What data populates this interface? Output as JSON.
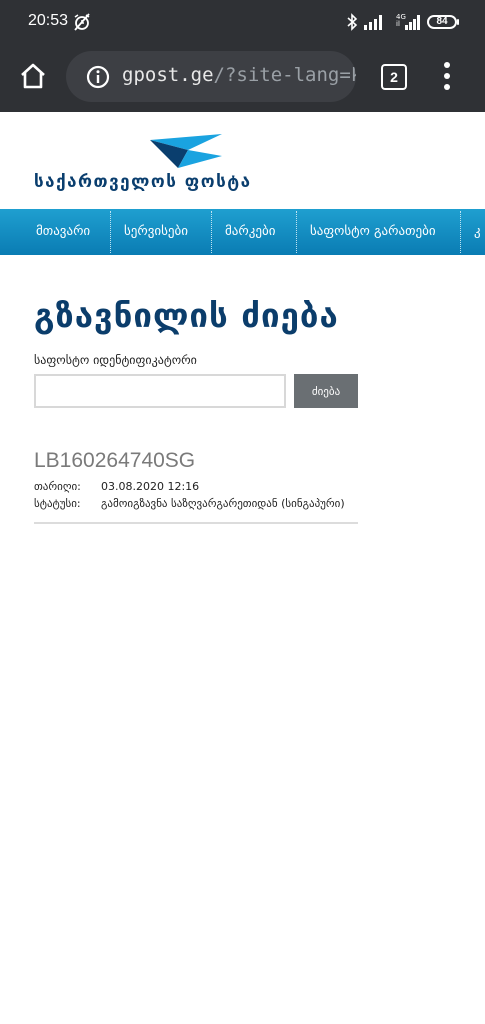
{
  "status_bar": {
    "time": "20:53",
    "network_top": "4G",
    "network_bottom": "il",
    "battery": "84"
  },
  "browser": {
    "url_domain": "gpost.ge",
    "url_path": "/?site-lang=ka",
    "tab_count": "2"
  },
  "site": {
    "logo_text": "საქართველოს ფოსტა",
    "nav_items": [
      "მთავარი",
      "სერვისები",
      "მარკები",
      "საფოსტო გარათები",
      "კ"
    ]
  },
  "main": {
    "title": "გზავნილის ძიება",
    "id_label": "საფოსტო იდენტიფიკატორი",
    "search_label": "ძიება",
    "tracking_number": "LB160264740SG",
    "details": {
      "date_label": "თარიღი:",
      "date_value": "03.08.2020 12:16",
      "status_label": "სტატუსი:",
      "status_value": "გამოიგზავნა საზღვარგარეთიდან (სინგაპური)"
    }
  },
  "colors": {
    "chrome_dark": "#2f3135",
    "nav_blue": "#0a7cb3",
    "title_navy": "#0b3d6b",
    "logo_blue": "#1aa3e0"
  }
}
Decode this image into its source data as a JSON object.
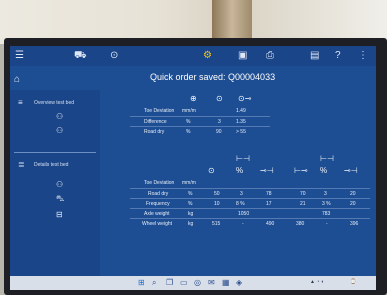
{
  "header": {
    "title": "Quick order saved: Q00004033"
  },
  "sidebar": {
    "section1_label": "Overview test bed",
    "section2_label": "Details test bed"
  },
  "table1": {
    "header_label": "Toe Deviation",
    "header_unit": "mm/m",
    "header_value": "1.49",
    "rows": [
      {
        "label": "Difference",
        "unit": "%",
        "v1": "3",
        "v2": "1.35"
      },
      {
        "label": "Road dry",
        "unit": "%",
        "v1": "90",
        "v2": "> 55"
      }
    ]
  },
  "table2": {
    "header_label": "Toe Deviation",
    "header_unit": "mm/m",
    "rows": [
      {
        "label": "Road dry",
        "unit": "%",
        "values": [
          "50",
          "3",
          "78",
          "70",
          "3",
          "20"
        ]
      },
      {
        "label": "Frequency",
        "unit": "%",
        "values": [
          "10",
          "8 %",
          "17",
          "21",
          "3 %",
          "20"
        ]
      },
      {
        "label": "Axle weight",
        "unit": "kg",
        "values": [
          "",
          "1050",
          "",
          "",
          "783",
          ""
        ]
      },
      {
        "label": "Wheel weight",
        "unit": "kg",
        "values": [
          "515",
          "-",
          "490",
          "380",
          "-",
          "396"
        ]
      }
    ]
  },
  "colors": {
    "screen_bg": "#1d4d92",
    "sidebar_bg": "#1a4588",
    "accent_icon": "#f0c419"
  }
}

——

» **Task details**: Exactly reproduce each record, leaving out any pictures.

» **Complete answer**:
What data populates this interface? Output as JSON.
{
  "status_bar": {
    "time": "20:53",
    "network_top": "4G",
    "network_bottom": "il",
    "battery": "84"
  },
  "browser": {
    "url_domain": "gpost.ge",
    "url_path": "/?site-lang=ka",
    "tab_count": "2"
  },
  "site": {
    "logo_text": "საქართველოს ფოსტა",
    "nav_items": [
      "მთავარი",
      "სერვისები",
      "მარკები",
      "საფოსტო გარათები",
      "კ"
    ]
  },
  "main": {
    "title": "გზავნილის ძიება",
    "id_label": "საფოსტო იდენტიფიკატორი",
    "search_label": "ძიება",
    "tracking_number": "LB160264740SG",
    "details": {
      "date_label": "თარიღი:",
      "date_value": "03.08.2020 12:16",
      "status_label": "სტატუსი:",
      "status_value": "გამოიგზავნა საზღვარგარეთიდან (სინგაპური)"
    }
  },
  "colors": {
    "chrome_dark": "#2f3135",
    "nav_blue": "#0a7cb3",
    "title_navy": "#0b3d6b",
    "logo_blue": "#1aa3e0"
  }
}
Decode this image into its source data as a JSON object.
{
  "header": {
    "title": "Quick order saved: Q00004033"
  },
  "sidebar": {
    "section1_label": "Overview test bed",
    "section2_label": "Details test bed"
  },
  "table1": {
    "header_label": "Toe Deviation",
    "header_unit": "mm/m",
    "header_value": "1.49",
    "rows": [
      {
        "label": "Difference",
        "unit": "%",
        "v1": "3",
        "v2": "1.35"
      },
      {
        "label": "Road dry",
        "unit": "%",
        "v1": "90",
        "v2": "> 55"
      }
    ]
  },
  "table2": {
    "header_label": "Toe Deviation",
    "header_unit": "mm/m",
    "rows": [
      {
        "label": "Road dry",
        "unit": "%",
        "values": [
          "50",
          "3",
          "78",
          "70",
          "3",
          "20"
        ]
      },
      {
        "label": "Frequency",
        "unit": "%",
        "values": [
          "10",
          "8 %",
          "17",
          "21",
          "3 %",
          "20"
        ]
      },
      {
        "label": "Axle weight",
        "unit": "kg",
        "values": [
          "",
          "1050",
          "",
          "",
          "783",
          ""
        ]
      },
      {
        "label": "Wheel weight",
        "unit": "kg",
        "values": [
          "515",
          "-",
          "490",
          "380",
          "-",
          "396"
        ]
      }
    ]
  },
  "colors": {
    "screen_bg": "#1d4d92",
    "sidebar_bg": "#1a4588",
    "accent_icon": "#f0c419"
  }
}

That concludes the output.